[Dataset rows]
-.-.-
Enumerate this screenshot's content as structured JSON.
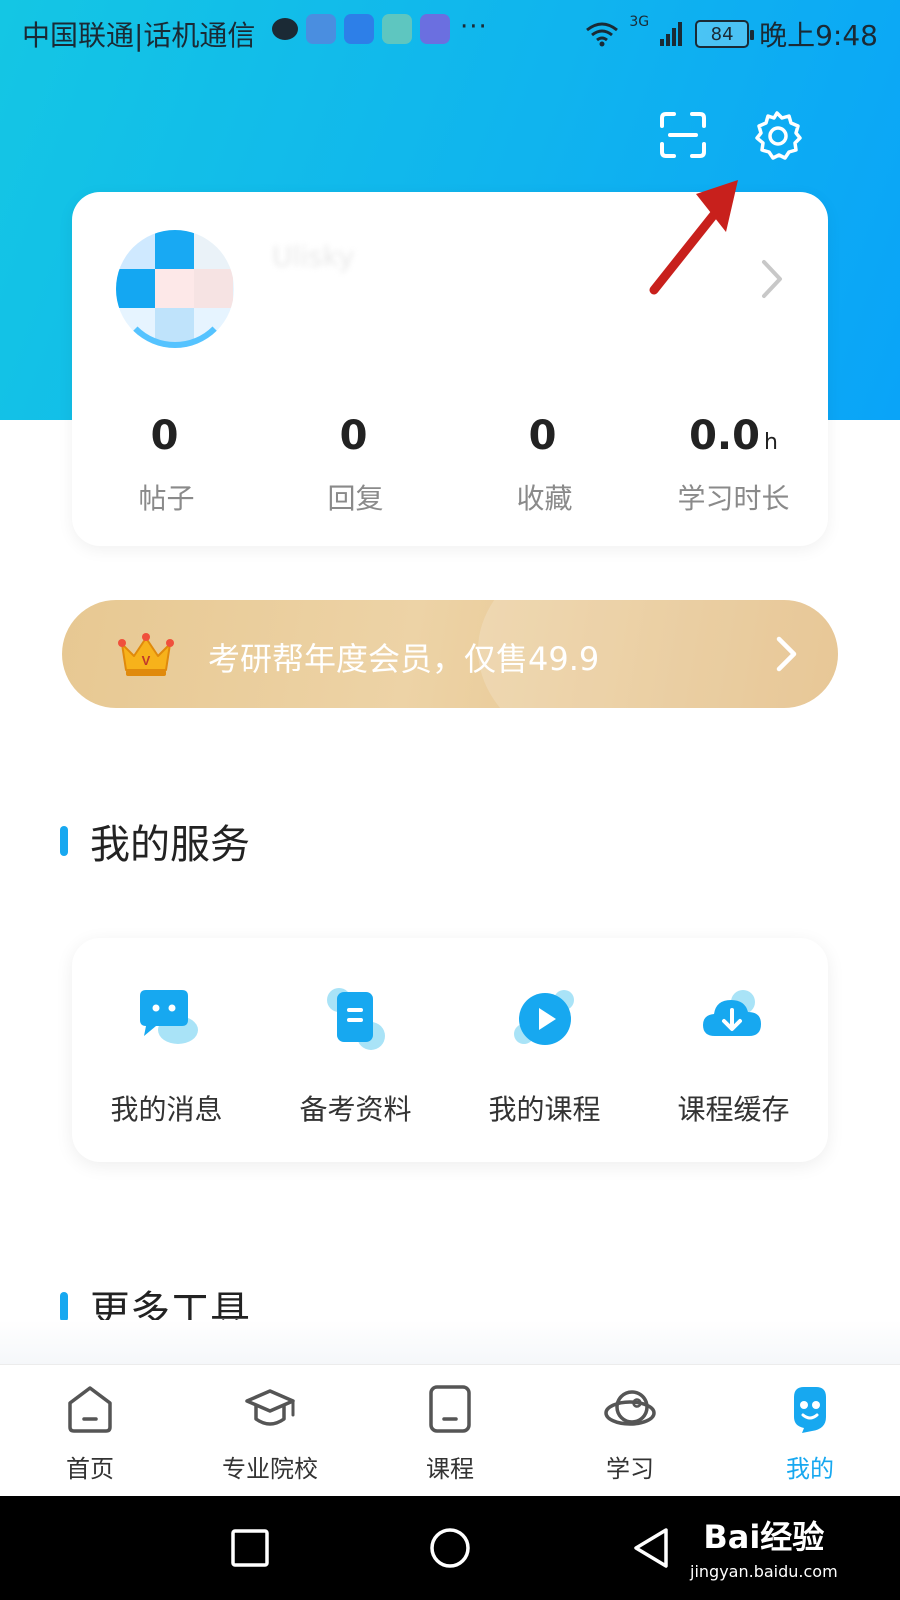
{
  "status_bar": {
    "carrier": "中国联通|话机通信",
    "more": "···",
    "network": "3G",
    "battery": "84",
    "time": "晚上9:48"
  },
  "header": {
    "scan_icon": "scan-icon",
    "settings_icon": "gear-icon"
  },
  "profile": {
    "username": "Ulisky",
    "stats": [
      {
        "value": "0",
        "unit": "",
        "label": "帖子"
      },
      {
        "value": "0",
        "unit": "",
        "label": "回复"
      },
      {
        "value": "0",
        "unit": "",
        "label": "收藏"
      },
      {
        "value": "0.0",
        "unit": "h",
        "label": "学习时长"
      }
    ]
  },
  "vip_banner": {
    "text": "考研帮年度会员，仅售49.9",
    "icon": "crown-icon"
  },
  "services": {
    "title": "我的服务",
    "items": [
      {
        "label": "我的消息",
        "icon": "message-icon"
      },
      {
        "label": "备考资料",
        "icon": "document-icon"
      },
      {
        "label": "我的课程",
        "icon": "play-icon"
      },
      {
        "label": "课程缓存",
        "icon": "cloud-download-icon"
      }
    ]
  },
  "tools": {
    "title": "更多工具"
  },
  "bottom_nav": {
    "items": [
      {
        "label": "首页",
        "icon": "home-icon",
        "active": false
      },
      {
        "label": "专业院校",
        "icon": "graduation-cap-icon",
        "active": false
      },
      {
        "label": "课程",
        "icon": "course-icon",
        "active": false
      },
      {
        "label": "学习",
        "icon": "planet-icon",
        "active": false
      },
      {
        "label": "我的",
        "icon": "mascot-icon",
        "active": true
      }
    ]
  },
  "colors": {
    "accent": "#17a8f0",
    "header_gradient_start": "#14c6e4",
    "header_gradient_end": "#0aa4f8",
    "vip_gold": "#e7c892",
    "annotation_arrow": "#c8201c"
  },
  "watermark": {
    "logo": "Bai经验",
    "url": "jingyan.baidu.com"
  }
}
-.-.-
- **Objective**:
Copy every line of the material in which the word "icon" occurs.

- **Expected answer**:
    "scan_icon": "scan-icon",
    "settings_icon": "gear-icon"
    "icon": "crown-icon"
        "icon": "message-icon"
        "icon": "document-icon"
        "icon": "play-icon"
        "icon": "cloud-download-icon"
        "icon": "home-icon",
        "icon": "graduation-cap-icon",
        "icon": "course-icon",
        "icon": "planet-icon",
        "icon": "mascot-icon",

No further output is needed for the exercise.